Stored data
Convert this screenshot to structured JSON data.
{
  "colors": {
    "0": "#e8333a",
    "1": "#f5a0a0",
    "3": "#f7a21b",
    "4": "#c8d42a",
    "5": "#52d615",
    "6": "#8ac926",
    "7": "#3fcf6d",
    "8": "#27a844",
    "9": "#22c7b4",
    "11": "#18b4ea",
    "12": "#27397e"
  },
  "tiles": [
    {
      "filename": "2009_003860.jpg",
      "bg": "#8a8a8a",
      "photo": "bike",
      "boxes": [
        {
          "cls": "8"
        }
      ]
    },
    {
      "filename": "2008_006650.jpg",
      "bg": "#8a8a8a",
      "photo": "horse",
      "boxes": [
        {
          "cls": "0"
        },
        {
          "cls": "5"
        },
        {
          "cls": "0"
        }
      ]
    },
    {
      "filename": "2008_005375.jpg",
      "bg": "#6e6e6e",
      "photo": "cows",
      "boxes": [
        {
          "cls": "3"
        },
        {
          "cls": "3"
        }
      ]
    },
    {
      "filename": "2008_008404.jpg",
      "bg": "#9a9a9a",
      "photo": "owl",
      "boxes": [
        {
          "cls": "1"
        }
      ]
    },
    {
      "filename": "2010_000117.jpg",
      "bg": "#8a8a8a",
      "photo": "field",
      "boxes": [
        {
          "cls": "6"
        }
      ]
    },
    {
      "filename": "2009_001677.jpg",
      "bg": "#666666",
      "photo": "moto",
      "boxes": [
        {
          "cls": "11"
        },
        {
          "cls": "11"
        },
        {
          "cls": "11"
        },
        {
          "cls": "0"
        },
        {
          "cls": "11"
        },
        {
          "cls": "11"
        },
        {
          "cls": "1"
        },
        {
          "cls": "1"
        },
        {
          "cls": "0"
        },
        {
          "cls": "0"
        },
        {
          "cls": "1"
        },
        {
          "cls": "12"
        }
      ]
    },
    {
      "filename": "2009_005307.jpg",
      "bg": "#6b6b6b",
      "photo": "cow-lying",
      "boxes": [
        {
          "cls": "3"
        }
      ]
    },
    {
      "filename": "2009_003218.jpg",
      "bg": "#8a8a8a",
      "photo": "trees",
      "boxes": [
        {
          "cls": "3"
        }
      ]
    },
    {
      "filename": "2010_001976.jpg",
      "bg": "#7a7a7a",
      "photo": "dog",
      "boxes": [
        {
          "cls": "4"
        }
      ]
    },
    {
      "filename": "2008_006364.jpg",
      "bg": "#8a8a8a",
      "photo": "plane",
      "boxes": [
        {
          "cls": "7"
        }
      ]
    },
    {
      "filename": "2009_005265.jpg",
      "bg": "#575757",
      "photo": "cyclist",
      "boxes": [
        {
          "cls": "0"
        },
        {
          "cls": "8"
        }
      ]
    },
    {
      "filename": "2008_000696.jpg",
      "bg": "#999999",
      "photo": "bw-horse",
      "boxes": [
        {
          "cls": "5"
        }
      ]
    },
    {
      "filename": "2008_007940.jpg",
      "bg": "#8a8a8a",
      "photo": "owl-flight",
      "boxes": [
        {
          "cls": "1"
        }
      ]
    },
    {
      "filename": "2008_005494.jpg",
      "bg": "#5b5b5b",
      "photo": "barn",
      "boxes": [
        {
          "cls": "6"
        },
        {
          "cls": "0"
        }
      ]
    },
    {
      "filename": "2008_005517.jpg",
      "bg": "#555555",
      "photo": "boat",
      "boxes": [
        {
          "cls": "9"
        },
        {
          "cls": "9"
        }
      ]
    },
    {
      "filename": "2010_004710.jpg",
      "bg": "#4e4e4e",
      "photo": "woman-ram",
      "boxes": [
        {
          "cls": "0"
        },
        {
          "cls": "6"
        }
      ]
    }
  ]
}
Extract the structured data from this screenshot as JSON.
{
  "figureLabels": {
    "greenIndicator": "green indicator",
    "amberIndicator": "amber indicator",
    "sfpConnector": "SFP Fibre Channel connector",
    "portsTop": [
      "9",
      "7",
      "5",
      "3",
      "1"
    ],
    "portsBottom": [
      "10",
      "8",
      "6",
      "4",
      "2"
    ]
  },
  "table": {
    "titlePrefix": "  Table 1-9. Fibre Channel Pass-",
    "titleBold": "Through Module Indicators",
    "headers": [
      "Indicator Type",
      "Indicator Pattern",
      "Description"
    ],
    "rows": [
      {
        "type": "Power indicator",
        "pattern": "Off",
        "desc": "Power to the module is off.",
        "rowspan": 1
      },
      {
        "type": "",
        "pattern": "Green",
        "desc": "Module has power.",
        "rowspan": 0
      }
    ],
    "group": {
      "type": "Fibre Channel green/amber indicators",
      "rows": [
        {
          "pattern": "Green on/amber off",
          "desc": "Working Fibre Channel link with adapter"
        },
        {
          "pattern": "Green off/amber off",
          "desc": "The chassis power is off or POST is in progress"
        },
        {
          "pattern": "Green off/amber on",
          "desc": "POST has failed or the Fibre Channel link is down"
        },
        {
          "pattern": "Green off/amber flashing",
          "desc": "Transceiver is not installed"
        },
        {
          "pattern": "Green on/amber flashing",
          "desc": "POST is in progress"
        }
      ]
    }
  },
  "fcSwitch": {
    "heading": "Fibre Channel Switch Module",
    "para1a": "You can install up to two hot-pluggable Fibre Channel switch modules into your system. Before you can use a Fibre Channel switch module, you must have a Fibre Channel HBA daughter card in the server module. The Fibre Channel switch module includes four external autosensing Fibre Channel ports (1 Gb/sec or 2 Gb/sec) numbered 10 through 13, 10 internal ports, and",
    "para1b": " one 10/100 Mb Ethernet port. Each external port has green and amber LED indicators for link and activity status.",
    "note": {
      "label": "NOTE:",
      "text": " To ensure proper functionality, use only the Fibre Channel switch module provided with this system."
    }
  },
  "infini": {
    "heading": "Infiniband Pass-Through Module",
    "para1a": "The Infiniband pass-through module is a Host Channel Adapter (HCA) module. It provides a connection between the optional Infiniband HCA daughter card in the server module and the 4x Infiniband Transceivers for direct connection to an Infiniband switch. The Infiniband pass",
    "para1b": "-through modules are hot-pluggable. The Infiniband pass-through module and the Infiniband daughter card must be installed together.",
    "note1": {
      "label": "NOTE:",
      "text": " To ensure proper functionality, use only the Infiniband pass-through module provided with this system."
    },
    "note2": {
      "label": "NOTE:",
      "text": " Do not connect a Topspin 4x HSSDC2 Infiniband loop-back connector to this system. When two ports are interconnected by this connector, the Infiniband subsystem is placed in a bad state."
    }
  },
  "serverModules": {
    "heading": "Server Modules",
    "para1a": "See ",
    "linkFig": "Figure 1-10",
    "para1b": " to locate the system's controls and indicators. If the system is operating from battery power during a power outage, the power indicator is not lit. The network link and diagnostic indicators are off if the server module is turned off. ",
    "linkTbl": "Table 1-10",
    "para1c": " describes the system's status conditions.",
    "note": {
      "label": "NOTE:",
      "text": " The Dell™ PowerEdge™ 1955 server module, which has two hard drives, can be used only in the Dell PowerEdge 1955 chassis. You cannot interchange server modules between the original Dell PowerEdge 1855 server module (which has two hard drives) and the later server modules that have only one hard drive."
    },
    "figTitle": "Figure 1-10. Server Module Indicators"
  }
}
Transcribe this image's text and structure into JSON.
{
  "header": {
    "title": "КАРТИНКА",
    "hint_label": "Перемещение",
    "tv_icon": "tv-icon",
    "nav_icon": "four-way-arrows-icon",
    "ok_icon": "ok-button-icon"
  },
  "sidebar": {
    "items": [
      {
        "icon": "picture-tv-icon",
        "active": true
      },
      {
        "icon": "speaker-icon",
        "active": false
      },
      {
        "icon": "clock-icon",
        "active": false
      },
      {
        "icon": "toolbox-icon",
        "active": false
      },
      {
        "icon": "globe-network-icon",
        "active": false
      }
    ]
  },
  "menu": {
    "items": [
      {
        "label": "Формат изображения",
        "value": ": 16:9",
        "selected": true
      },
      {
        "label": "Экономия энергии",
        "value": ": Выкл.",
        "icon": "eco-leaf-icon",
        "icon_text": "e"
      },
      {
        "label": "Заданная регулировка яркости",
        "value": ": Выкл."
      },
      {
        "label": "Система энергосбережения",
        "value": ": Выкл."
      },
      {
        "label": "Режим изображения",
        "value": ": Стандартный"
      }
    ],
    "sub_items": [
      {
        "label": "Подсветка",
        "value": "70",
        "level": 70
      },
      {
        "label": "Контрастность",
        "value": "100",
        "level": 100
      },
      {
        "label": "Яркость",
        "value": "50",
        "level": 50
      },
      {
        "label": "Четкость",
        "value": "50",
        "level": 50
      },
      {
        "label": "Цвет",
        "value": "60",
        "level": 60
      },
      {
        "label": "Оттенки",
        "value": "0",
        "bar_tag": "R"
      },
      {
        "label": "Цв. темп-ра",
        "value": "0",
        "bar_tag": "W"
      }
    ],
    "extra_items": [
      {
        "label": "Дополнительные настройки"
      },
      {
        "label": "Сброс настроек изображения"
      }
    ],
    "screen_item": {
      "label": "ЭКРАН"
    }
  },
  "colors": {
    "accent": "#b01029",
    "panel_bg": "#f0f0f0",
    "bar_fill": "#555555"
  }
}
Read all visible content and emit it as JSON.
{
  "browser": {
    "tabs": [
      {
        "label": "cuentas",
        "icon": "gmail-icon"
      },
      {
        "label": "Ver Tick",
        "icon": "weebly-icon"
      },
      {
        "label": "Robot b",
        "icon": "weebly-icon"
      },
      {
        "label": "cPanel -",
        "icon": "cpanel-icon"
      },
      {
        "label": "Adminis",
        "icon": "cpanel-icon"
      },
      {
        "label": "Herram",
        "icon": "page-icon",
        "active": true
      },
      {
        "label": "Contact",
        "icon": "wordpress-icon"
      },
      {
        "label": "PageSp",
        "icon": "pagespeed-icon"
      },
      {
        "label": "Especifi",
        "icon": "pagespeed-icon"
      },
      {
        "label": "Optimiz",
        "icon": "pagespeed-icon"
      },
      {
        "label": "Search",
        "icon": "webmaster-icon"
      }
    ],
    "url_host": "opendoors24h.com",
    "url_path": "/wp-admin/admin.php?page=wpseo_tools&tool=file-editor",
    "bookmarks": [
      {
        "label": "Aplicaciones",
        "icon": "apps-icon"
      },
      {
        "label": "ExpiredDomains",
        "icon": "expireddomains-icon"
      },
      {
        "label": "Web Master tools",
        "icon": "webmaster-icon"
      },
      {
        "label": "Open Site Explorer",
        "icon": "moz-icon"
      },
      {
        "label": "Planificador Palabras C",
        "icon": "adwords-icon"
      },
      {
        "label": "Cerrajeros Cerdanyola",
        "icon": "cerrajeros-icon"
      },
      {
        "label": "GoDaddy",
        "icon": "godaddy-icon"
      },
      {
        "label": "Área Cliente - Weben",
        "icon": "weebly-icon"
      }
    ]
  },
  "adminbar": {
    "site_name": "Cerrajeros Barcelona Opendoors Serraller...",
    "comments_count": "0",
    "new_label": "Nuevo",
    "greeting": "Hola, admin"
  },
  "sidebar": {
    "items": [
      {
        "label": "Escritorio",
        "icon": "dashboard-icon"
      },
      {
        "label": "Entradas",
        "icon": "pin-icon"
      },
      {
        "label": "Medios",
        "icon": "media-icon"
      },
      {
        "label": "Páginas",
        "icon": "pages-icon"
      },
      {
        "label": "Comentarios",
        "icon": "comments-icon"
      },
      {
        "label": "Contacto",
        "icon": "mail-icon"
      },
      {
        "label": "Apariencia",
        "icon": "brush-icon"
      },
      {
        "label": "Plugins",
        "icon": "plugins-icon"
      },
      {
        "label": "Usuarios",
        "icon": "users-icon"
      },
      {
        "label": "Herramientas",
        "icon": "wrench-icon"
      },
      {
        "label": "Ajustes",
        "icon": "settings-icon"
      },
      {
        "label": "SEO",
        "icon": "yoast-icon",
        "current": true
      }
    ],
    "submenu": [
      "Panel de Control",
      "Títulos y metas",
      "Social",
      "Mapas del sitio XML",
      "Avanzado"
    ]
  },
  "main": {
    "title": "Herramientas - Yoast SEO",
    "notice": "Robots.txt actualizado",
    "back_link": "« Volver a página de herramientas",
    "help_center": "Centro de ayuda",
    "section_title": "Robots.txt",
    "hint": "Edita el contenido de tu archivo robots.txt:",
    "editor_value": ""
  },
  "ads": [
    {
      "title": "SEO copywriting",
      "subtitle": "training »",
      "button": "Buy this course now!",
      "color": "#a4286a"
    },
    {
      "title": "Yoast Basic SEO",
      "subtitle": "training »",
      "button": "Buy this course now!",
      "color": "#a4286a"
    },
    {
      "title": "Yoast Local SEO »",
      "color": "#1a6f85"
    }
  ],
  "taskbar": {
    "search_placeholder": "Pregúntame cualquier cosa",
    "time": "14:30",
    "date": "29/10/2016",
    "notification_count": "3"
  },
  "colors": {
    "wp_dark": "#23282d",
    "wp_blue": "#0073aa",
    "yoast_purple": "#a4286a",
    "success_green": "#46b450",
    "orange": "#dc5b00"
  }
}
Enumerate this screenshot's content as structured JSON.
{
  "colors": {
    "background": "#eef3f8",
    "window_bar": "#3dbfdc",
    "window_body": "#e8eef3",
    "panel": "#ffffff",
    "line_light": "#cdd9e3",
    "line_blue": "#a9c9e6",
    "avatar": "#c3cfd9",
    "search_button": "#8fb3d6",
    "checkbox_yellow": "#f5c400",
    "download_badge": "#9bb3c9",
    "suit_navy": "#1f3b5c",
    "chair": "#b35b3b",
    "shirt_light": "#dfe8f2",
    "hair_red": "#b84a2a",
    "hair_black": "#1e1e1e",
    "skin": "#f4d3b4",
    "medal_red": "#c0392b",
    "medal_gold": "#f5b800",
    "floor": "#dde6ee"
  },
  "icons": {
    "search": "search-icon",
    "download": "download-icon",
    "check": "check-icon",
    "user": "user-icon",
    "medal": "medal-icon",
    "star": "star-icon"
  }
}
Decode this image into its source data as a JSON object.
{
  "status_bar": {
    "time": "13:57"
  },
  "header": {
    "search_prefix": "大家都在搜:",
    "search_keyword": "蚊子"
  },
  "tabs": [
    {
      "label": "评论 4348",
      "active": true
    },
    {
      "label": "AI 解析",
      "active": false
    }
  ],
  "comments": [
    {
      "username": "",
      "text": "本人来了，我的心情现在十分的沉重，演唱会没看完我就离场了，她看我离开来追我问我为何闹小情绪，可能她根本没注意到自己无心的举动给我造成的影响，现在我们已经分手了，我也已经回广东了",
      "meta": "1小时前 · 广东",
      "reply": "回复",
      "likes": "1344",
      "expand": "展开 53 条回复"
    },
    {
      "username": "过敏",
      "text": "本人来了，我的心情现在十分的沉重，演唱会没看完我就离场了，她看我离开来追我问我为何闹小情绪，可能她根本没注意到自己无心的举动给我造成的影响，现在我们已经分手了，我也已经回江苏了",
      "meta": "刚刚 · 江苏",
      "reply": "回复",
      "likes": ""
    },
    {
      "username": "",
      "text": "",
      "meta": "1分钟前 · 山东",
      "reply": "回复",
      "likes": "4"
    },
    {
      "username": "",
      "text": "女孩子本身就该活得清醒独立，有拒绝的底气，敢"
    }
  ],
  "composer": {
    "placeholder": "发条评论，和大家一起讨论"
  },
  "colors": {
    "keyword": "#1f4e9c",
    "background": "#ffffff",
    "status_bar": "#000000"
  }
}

> _TASK PROMPT_
Which lines of the data include "functionality"? Copy each of them.

> _ANSWER TO THE TASK_
      "text": " To ensure proper functionality, use only the Fibre Channel switch module provided with this system."
      "text": " To ensure proper functionality, use only the Infiniband pass-through module provided with this system."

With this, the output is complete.